Within the records that follow, find every line containing the string "color". Copy those lines.

• [Supplied material]
━━━━━━━━━━
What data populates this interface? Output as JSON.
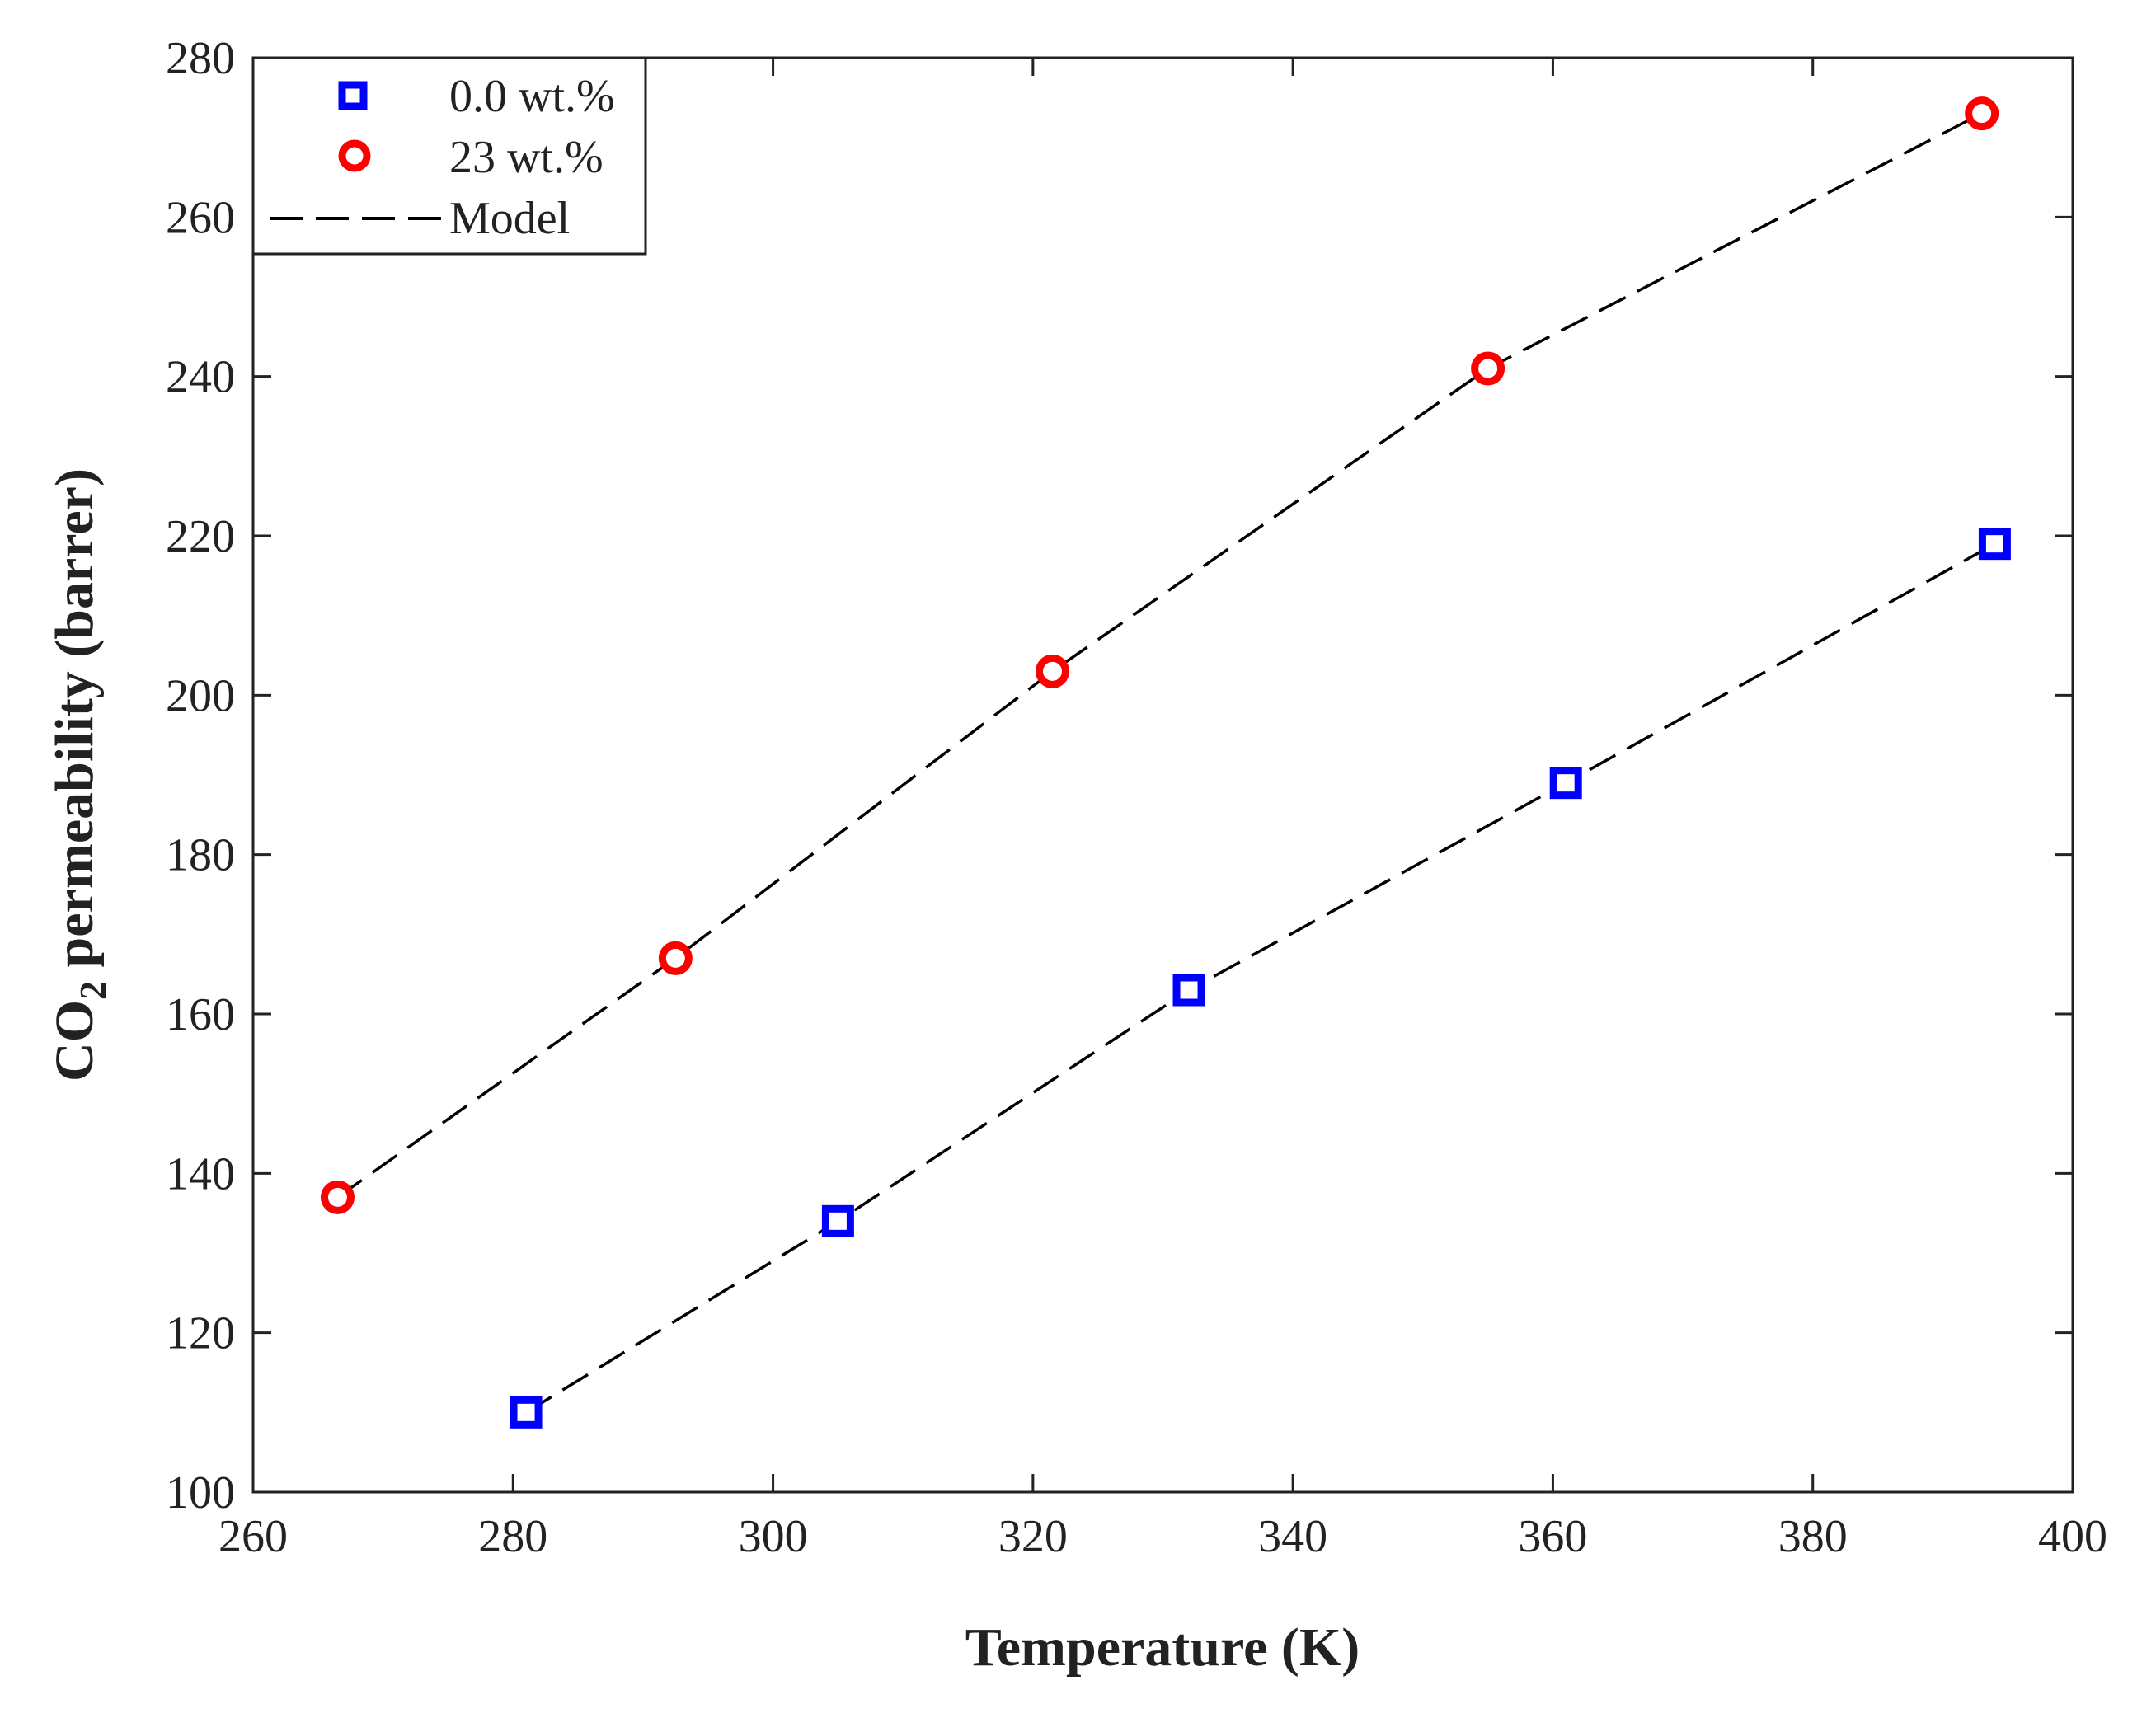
{
  "chart_data": {
    "type": "scatter",
    "xlabel": "Temperature (K)",
    "ylabel_main": "CO",
    "ylabel_sub": "2",
    "ylabel_rest": " permeability (barrer)",
    "xlim": [
      260,
      400
    ],
    "ylim": [
      100,
      280
    ],
    "xticks": [
      260,
      280,
      300,
      320,
      340,
      360,
      380,
      400
    ],
    "yticks": [
      100,
      120,
      140,
      160,
      180,
      200,
      220,
      240,
      260,
      280
    ],
    "grid": false,
    "legend_position": "top-left",
    "series": [
      {
        "name": "0.0 wt.%",
        "marker": "square",
        "color": "#0000ff",
        "x": [
          281,
          305,
          332,
          361,
          394
        ],
        "y": [
          110,
          134,
          163,
          189,
          219
        ]
      },
      {
        "name": "23 wt.%",
        "marker": "circle",
        "color": "#ff0000",
        "x": [
          266.5,
          292.5,
          321.5,
          355,
          393
        ],
        "y": [
          137,
          167,
          203,
          241,
          273
        ]
      }
    ],
    "model": {
      "name": "Model",
      "style": "dashed",
      "color": "#000000",
      "lines": [
        {
          "x": [
            281,
            305,
            332,
            361,
            394
          ],
          "y": [
            110,
            134,
            163,
            189,
            219
          ]
        },
        {
          "x": [
            266.5,
            292.5,
            321.5,
            355,
            393
          ],
          "y": [
            137,
            167,
            203,
            241,
            273
          ]
        }
      ]
    }
  }
}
━━━━━━━━━━
• [Written answer]
        "color": "#0000ff",
        "color": "#ff0000",
      "color": "#000000",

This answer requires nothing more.